- REQUEST
Transcribe the full listing below exactly.
### THE RECORDS ###
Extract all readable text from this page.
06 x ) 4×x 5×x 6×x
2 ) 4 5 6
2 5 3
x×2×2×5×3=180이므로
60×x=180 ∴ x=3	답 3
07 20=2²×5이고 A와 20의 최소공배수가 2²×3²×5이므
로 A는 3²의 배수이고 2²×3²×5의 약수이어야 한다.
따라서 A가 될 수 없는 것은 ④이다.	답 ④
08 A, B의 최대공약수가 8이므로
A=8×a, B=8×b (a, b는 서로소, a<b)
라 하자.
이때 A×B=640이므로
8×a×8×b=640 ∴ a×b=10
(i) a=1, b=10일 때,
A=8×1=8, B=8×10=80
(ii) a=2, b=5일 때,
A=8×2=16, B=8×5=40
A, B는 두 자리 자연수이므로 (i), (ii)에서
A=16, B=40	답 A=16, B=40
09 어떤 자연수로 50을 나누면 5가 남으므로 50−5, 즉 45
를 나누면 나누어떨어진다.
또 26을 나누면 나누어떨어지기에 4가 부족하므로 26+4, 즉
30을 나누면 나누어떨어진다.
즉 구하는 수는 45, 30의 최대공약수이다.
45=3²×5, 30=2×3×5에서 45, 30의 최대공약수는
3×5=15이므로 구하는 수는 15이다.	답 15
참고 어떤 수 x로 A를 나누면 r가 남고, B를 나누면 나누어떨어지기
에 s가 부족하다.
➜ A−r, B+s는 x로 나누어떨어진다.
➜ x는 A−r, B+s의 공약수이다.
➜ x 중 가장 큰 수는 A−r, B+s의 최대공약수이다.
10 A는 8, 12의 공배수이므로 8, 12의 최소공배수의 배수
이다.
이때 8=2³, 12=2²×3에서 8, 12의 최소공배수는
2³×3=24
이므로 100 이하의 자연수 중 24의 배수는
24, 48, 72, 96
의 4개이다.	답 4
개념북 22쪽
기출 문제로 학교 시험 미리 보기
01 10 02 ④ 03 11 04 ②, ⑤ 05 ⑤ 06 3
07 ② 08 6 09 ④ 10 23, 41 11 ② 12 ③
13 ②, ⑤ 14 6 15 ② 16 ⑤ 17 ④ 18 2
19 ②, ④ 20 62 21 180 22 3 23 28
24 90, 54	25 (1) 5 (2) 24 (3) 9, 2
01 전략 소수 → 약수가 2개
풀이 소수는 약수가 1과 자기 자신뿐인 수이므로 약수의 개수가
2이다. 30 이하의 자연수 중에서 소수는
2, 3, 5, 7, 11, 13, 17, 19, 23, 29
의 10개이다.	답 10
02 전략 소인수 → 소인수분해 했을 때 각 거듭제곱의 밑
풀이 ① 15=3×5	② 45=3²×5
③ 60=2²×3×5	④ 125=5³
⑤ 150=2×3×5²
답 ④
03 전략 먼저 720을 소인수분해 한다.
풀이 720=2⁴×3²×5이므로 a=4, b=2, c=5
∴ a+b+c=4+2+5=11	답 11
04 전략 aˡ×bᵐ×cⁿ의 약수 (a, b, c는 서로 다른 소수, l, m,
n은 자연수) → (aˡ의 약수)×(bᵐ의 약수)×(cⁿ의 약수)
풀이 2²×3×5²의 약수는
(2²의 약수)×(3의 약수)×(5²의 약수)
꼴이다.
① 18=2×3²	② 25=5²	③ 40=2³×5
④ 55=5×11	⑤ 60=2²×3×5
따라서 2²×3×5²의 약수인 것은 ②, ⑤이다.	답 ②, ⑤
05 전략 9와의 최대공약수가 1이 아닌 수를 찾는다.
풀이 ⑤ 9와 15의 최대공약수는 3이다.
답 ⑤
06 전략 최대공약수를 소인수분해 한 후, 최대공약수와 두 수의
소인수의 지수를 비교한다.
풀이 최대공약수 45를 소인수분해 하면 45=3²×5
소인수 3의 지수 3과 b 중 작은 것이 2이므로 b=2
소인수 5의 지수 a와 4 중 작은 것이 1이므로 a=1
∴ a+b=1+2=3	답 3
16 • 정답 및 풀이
###
- WRITTEN SOLUTION
Extract all readable text from this page.
06 x ) 4×x 5×x 6×x
2 ) 4 5 6
2 5 3
x×2×2×5×3=180이므로
60×x=180 ∴ x=3	답 3
07 20=2²×5이고 A와 20의 최소공배수가 2²×3²×5이므
로 A는 3²의 배수이고 2²×3²×5의 약수이어야 한다.
따라서 A가 될 수 없는 것은 ④이다.	답 ④
08 A, B의 최대공약수가 8이므로
A=8×a, B=8×b (a, b는 서로소, a<b)
라 하자.
이때 A×B=640이므로
8×a×8×b=640 ∴ a×b=10
(i) a=1, b=10일 때,
A=8×1=8, B=8×10=80
(ii) a=2, b=5일 때,
A=8×2=16, B=8×5=40
A, B는 두 자리 자연수이므로 (i), (ii)에서
A=16, B=40	답 A=16, B=40
09 어떤 자연수로 50을 나누면 5가 남으므로 50−5, 즉 45
를 나누면 나누어떨어진다.
또 26을 나누면 나누어떨어지기에 4가 부족하므로 26+4, 즉
30을 나누면 나누어떨어진다.
즉 구하는 수는 45, 30의 최대공약수이다.
45=3²×5, 30=2×3×5에서 45, 30의 최대공약수는
3×5=15이므로 구하는 수는 15이다.	답 15
참고 어떤 수 x로 A를 나누면 r가 남고, B를 나누면 나누어떨어지기
에 s가 부족하다.
➜ A−r, B+s는 x로 나누어떨어진다.
➜ x는 A−r, B+s의 공약수이다.
➜ x 중 가장 큰 수는 A−r, B+s의 최대공약수이다.
10 A는 8, 12의 공배수이므로 8, 12의 최소공배수의 배수
이다.
이때 8=2³, 12=2²×3에서 8, 12의 최소공배수는
2³×3=24
이므로 100 이하의 자연수 중 24의 배수는
24, 48, 72, 96
의 4개이다.	답 4
개념북 22쪽
기출 문제로 학교 시험 미리 보기
01 10 02 ④ 03 11 04 ②, ⑤ 05 ⑤ 06 3
07 ② 08 6 09 ④ 10 23, 41 11 ② 12 ③
13 ②, ⑤ 14 6 15 ② 16 ⑤ 17 ④ 18 2
19 ②, ④ 20 62 21 180 22 3 23 28
24 90, 54	25 (1) 5 (2) 24 (3) 9, 2
01 전략 소수 → 약수가 2개
풀이 소수는 약수가 1과 자기 자신뿐인 수이므로 약수의 개수가
2이다. 30 이하의 자연수 중에서 소수는
2, 3, 5, 7, 11, 13, 17, 19, 23, 29
의 10개이다.	답 10
02 전략 소인수 → 소인수분해 했을 때 각 거듭제곱의 밑
풀이 ① 15=3×5	② 45=3²×5
③ 60=2²×3×5	④ 125=5³
⑤ 150=2×3×5²
답 ④
03 전략 먼저 720을 소인수분해 한다.
풀이 720=2⁴×3²×5이므로 a=4, b=2, c=5
∴ a+b+c=4+2+5=11	답 11
04 전략 aˡ×bᵐ×cⁿ의 약수 (a, b, c는 서로 다른 소수, l, m,
n은 자연수) → (aˡ의 약수)×(bᵐ의 약수)×(cⁿ의 약수)
풀이 2²×3×5²의 약수는
(2²의 약수)×(3의 약수)×(5²의 약수)
꼴이다.
① 18=2×3²	② 25=5²	③ 40=2³×5
④ 55=5×11	⑤ 60=2²×3×5
따라서 2²×3×5²의 약수인 것은 ②, ⑤이다.	답 ②, ⑤
05 전략 9와의 최대공약수가 1이 아닌 수를 찾는다.
풀이 ⑤ 9와 15의 최대공약수는 3이다.
답 ⑤
06 전략 최대공약수를 소인수분해 한 후, 최대공약수와 두 수의
소인수의 지수를 비교한다.
풀이 최대공약수 45를 소인수분해 하면 45=3²×5
소인수 3의 지수 3과 b 중 작은 것이 2이므로 b=2
소인수 5의 지수 a와 4 중 작은 것이 1이므로 a=1
∴ a+b=1+2=3	답 3
16 • 정답 및 풀이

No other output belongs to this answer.